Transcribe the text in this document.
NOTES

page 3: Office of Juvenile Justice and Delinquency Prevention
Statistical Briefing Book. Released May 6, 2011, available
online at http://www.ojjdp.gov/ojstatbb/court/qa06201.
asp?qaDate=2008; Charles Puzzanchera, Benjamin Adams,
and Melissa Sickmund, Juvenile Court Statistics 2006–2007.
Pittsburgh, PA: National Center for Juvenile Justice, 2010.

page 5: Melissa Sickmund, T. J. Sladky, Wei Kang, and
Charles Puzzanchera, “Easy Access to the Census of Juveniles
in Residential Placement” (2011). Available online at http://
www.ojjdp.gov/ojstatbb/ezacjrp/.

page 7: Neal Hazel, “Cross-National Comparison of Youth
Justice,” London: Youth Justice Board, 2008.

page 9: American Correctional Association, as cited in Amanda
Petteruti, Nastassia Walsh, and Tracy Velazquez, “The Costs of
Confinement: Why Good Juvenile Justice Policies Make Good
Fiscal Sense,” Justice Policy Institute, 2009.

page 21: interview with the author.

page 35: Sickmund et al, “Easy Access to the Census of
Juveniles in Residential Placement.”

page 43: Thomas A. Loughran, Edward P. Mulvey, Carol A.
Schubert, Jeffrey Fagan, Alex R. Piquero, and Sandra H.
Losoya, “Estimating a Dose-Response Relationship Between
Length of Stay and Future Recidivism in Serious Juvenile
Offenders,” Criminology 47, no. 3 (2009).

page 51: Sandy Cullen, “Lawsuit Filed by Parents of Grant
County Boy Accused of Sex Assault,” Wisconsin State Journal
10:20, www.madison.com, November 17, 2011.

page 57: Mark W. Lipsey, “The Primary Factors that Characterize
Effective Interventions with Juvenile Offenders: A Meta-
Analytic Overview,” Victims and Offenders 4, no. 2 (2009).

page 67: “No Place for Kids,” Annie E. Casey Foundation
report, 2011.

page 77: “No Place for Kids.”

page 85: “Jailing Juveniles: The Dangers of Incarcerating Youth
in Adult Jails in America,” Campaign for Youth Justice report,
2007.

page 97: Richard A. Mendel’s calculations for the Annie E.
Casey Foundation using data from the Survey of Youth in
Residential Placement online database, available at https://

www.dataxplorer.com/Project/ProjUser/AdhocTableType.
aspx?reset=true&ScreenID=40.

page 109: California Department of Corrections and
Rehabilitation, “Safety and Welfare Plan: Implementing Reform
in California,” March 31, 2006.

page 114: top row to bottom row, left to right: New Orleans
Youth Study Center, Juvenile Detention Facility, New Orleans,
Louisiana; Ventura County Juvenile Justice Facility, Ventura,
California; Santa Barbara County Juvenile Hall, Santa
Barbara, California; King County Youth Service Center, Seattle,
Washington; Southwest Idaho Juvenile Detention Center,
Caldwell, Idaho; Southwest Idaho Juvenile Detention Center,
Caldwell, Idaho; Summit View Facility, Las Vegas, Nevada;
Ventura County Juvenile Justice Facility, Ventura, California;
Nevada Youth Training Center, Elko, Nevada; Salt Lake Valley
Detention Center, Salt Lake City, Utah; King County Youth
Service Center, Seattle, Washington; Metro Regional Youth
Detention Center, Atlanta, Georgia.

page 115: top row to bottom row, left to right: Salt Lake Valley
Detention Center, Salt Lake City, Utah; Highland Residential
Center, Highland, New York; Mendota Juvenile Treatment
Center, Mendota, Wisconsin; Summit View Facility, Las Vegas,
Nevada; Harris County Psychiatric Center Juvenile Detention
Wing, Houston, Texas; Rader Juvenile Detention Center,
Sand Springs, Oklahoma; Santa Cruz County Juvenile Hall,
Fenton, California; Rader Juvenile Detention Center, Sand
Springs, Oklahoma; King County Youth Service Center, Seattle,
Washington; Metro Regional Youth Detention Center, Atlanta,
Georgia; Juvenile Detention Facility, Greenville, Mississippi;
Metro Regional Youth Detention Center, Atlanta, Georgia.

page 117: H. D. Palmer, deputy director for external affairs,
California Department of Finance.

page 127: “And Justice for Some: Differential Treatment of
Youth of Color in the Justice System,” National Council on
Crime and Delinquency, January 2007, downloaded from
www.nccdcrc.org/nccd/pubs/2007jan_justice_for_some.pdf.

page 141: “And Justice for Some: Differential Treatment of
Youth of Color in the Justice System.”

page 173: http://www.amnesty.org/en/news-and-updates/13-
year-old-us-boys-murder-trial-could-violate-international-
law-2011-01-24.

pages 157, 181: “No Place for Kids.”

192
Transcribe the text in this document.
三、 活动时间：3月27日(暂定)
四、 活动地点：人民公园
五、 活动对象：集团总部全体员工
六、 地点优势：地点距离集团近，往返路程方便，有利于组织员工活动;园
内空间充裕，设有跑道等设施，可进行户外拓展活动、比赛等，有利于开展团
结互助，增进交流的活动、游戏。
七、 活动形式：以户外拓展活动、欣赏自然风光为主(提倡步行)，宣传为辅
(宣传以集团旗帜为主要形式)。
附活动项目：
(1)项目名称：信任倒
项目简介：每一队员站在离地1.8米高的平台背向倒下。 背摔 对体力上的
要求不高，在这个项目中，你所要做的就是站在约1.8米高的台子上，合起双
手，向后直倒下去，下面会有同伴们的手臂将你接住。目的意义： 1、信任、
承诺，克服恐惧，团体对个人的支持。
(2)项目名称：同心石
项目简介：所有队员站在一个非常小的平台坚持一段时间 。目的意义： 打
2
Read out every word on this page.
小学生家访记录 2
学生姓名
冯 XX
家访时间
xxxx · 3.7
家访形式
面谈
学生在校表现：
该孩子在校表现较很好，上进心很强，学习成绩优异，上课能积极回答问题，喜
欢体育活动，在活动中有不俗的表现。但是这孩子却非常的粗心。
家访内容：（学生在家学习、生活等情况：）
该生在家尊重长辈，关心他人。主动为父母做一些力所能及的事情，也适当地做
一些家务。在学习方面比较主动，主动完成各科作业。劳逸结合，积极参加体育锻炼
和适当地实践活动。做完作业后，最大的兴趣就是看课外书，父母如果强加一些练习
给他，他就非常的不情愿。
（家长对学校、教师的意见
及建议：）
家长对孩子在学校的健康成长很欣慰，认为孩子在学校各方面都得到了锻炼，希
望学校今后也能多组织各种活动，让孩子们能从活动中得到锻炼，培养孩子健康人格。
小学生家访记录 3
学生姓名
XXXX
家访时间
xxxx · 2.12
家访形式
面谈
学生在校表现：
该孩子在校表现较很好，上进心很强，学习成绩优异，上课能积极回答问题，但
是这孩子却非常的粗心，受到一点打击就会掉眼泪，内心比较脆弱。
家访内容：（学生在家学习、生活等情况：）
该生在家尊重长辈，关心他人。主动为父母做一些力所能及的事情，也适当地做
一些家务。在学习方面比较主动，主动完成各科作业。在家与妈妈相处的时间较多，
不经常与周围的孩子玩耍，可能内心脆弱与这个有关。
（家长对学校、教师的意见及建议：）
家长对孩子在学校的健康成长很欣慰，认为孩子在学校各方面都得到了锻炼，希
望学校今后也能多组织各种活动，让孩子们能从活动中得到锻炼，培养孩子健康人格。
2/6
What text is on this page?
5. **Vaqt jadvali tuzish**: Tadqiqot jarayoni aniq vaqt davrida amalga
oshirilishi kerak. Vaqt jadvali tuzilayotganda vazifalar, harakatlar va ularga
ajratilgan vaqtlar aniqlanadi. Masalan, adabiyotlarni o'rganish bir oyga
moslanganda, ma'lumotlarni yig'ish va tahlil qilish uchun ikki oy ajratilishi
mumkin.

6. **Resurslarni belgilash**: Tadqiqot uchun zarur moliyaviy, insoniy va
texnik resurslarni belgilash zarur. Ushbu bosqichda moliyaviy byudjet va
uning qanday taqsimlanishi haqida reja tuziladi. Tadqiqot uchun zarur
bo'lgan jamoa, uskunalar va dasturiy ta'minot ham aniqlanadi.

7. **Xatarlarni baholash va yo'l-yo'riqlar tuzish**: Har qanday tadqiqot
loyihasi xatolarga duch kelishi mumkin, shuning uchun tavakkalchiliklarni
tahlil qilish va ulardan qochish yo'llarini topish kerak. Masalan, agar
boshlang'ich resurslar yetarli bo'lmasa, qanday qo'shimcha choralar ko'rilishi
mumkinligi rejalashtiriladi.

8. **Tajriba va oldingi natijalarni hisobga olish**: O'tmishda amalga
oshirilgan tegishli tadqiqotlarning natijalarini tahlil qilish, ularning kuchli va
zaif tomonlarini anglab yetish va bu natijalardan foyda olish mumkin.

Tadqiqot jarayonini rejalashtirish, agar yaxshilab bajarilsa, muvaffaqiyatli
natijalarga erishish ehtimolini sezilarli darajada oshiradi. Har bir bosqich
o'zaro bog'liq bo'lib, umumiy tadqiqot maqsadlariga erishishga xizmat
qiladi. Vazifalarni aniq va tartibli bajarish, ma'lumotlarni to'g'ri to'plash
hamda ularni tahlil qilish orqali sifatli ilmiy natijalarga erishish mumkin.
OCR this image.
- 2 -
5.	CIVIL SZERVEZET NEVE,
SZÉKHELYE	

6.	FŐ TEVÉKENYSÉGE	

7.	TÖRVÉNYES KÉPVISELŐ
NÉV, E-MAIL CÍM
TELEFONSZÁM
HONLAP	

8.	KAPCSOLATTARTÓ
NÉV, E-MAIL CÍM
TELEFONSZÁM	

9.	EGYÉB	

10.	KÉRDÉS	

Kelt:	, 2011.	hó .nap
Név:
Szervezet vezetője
┄┄┄┄┄┄┄┄┄┄
*What is expected*
Show every line that contains the word "Lake".

*Result for this exercise*
Nevada Youth Training Center, Elko, Nevada; Salt Lake Valley
Detention Center, Salt Lake City, Utah; King County Youth
page 115: top row to bottom row, left to right: Salt Lake Valley
Detention Center, Salt Lake City, Utah; Highland Residential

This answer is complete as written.